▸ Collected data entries

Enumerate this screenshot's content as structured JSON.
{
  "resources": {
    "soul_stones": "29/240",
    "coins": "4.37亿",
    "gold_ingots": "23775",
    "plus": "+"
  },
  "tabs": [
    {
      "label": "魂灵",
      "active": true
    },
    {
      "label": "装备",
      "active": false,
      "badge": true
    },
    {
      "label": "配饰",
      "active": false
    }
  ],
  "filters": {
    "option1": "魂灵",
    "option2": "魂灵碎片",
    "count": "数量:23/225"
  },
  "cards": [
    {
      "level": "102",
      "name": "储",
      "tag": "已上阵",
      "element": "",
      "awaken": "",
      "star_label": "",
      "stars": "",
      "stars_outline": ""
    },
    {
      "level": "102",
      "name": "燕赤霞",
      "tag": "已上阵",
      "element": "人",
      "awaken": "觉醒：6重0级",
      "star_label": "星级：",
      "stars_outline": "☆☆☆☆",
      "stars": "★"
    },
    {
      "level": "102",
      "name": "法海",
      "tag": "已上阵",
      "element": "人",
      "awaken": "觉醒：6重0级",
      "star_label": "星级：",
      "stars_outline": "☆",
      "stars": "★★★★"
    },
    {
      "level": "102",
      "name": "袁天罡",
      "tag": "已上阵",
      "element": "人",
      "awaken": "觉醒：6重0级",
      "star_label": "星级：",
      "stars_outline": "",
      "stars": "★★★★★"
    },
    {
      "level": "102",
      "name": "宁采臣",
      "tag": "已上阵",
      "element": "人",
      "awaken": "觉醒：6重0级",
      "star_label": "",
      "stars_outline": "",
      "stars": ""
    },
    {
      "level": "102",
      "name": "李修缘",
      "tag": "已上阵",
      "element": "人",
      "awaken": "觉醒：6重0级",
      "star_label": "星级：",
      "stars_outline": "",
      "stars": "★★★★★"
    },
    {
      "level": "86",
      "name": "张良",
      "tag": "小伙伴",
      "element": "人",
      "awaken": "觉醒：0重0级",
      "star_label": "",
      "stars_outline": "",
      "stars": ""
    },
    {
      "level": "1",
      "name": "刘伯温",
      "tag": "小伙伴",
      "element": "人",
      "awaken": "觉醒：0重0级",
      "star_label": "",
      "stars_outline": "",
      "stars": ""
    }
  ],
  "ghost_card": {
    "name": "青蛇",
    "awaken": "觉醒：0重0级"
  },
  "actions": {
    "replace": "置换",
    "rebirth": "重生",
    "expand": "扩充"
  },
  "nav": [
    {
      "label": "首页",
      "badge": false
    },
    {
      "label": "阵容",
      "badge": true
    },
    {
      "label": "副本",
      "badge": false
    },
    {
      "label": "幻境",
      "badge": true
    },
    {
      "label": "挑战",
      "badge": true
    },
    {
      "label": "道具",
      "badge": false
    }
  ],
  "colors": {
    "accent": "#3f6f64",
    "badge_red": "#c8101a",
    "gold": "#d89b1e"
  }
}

▸ Brief
Each line of the listing above should be output exactly.

▸ Complete output
Enumerate this screenshot's content as structured JSON.
{
  "resources": {
    "soul_stones": "29/240",
    "coins": "4.37亿",
    "gold_ingots": "23775",
    "plus": "+"
  },
  "tabs": [
    {
      "label": "魂灵",
      "active": true
    },
    {
      "label": "装备",
      "active": false,
      "badge": true
    },
    {
      "label": "配饰",
      "active": false
    }
  ],
  "filters": {
    "option1": "魂灵",
    "option2": "魂灵碎片",
    "count": "数量:23/225"
  },
  "cards": [
    {
      "level": "102",
      "name": "储",
      "tag": "已上阵",
      "element": "",
      "awaken": "",
      "star_label": "",
      "stars": "",
      "stars_outline": ""
    },
    {
      "level": "102",
      "name": "燕赤霞",
      "tag": "已上阵",
      "element": "人",
      "awaken": "觉醒：6重0级",
      "star_label": "星级：",
      "stars_outline": "☆☆☆☆",
      "stars": "★"
    },
    {
      "level": "102",
      "name": "法海",
      "tag": "已上阵",
      "element": "人",
      "awaken": "觉醒：6重0级",
      "star_label": "星级：",
      "stars_outline": "☆",
      "stars": "★★★★"
    },
    {
      "level": "102",
      "name": "袁天罡",
      "tag": "已上阵",
      "element": "人",
      "awaken": "觉醒：6重0级",
      "star_label": "星级：",
      "stars_outline": "",
      "stars": "★★★★★"
    },
    {
      "level": "102",
      "name": "宁采臣",
      "tag": "已上阵",
      "element": "人",
      "awaken": "觉醒：6重0级",
      "star_label": "",
      "stars_outline": "",
      "stars": ""
    },
    {
      "level": "102",
      "name": "李修缘",
      "tag": "已上阵",
      "element": "人",
      "awaken": "觉醒：6重0级",
      "star_label": "星级：",
      "stars_outline": "",
      "stars": "★★★★★"
    },
    {
      "level": "86",
      "name": "张良",
      "tag": "小伙伴",
      "element": "人",
      "awaken": "觉醒：0重0级",
      "star_label": "",
      "stars_outline": "",
      "stars": ""
    },
    {
      "level": "1",
      "name": "刘伯温",
      "tag": "小伙伴",
      "element": "人",
      "awaken": "觉醒：0重0级",
      "star_label": "",
      "stars_outline": "",
      "stars": ""
    }
  ],
  "ghost_card": {
    "name": "青蛇",
    "awaken": "觉醒：0重0级"
  },
  "actions": {
    "replace": "置换",
    "rebirth": "重生",
    "expand": "扩充"
  },
  "nav": [
    {
      "label": "首页",
      "badge": false
    },
    {
      "label": "阵容",
      "badge": true
    },
    {
      "label": "副本",
      "badge": false
    },
    {
      "label": "幻境",
      "badge": true
    },
    {
      "label": "挑战",
      "badge": true
    },
    {
      "label": "道具",
      "badge": false
    }
  ],
  "colors": {
    "accent": "#3f6f64",
    "badge_red": "#c8101a",
    "gold": "#d89b1e"
  }
}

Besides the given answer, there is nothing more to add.